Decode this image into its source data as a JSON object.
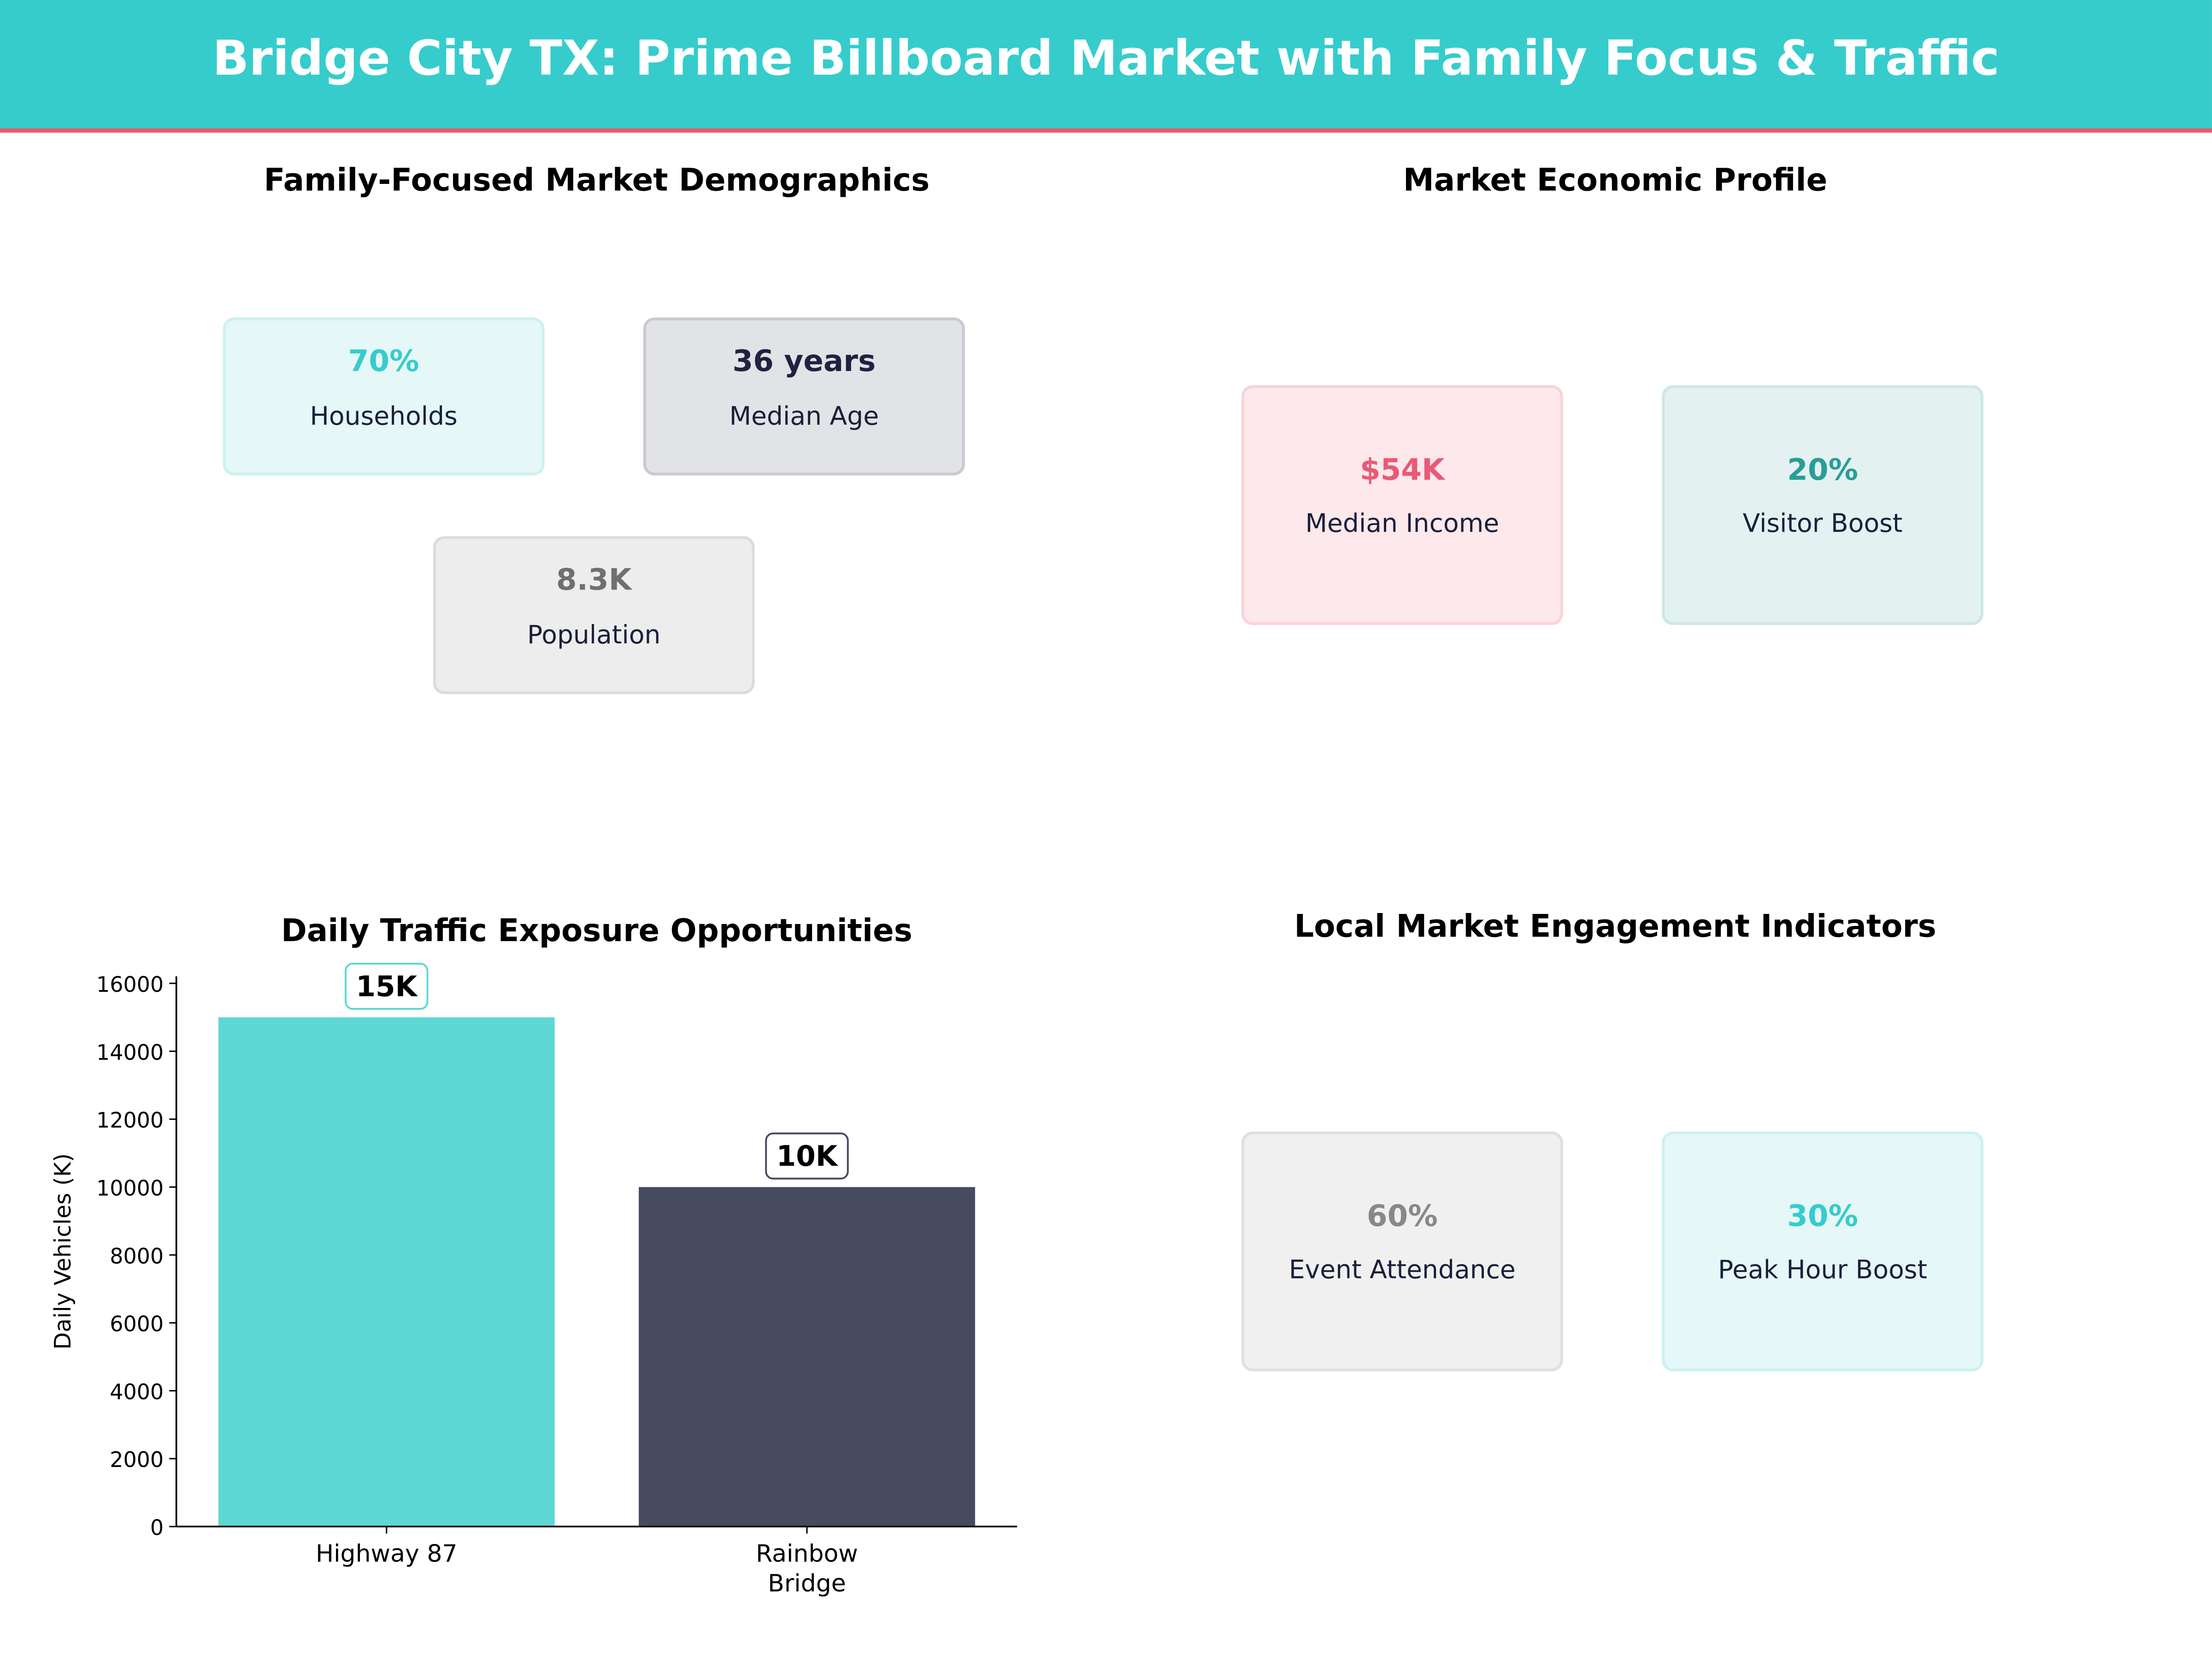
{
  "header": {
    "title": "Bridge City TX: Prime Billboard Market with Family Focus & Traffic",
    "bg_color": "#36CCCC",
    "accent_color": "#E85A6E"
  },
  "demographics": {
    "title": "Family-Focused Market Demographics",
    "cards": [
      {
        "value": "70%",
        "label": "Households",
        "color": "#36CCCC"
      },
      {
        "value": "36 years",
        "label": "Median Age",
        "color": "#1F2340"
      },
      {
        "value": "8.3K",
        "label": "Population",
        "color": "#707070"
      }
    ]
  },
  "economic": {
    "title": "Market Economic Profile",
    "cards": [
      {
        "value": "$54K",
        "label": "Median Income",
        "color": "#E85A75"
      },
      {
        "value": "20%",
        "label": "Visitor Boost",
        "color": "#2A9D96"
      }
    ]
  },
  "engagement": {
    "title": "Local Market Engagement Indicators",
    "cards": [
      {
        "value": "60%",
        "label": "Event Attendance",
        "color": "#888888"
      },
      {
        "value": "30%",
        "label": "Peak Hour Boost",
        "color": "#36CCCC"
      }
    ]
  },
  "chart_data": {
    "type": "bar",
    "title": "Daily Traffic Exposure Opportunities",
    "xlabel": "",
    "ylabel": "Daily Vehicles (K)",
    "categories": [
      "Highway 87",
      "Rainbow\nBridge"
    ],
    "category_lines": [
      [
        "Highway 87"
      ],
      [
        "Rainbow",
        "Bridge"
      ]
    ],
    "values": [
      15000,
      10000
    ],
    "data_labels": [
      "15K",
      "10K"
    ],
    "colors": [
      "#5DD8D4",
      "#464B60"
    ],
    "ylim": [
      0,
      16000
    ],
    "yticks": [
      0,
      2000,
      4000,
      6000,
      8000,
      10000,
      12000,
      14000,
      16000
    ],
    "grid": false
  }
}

● **Given problem**
Each line of the data is to be duplicated exactly; pictures stay out of the copy.

● **Exercise output**
Decode this image into its source data as a JSON object.
{
  "header": {
    "title": "Bridge City TX: Prime Billboard Market with Family Focus & Traffic",
    "bg_color": "#36CCCC",
    "accent_color": "#E85A6E"
  },
  "demographics": {
    "title": "Family-Focused Market Demographics",
    "cards": [
      {
        "value": "70%",
        "label": "Households",
        "color": "#36CCCC"
      },
      {
        "value": "36 years",
        "label": "Median Age",
        "color": "#1F2340"
      },
      {
        "value": "8.3K",
        "label": "Population",
        "color": "#707070"
      }
    ]
  },
  "economic": {
    "title": "Market Economic Profile",
    "cards": [
      {
        "value": "$54K",
        "label": "Median Income",
        "color": "#E85A75"
      },
      {
        "value": "20%",
        "label": "Visitor Boost",
        "color": "#2A9D96"
      }
    ]
  },
  "engagement": {
    "title": "Local Market Engagement Indicators",
    "cards": [
      {
        "value": "60%",
        "label": "Event Attendance",
        "color": "#888888"
      },
      {
        "value": "30%",
        "label": "Peak Hour Boost",
        "color": "#36CCCC"
      }
    ]
  },
  "chart_data": {
    "type": "bar",
    "title": "Daily Traffic Exposure Opportunities",
    "xlabel": "",
    "ylabel": "Daily Vehicles (K)",
    "categories": [
      "Highway 87",
      "Rainbow\nBridge"
    ],
    "category_lines": [
      [
        "Highway 87"
      ],
      [
        "Rainbow",
        "Bridge"
      ]
    ],
    "values": [
      15000,
      10000
    ],
    "data_labels": [
      "15K",
      "10K"
    ],
    "colors": [
      "#5DD8D4",
      "#464B60"
    ],
    "ylim": [
      0,
      16000
    ],
    "yticks": [
      0,
      2000,
      4000,
      6000,
      8000,
      10000,
      12000,
      14000,
      16000
    ],
    "grid": false
  }
}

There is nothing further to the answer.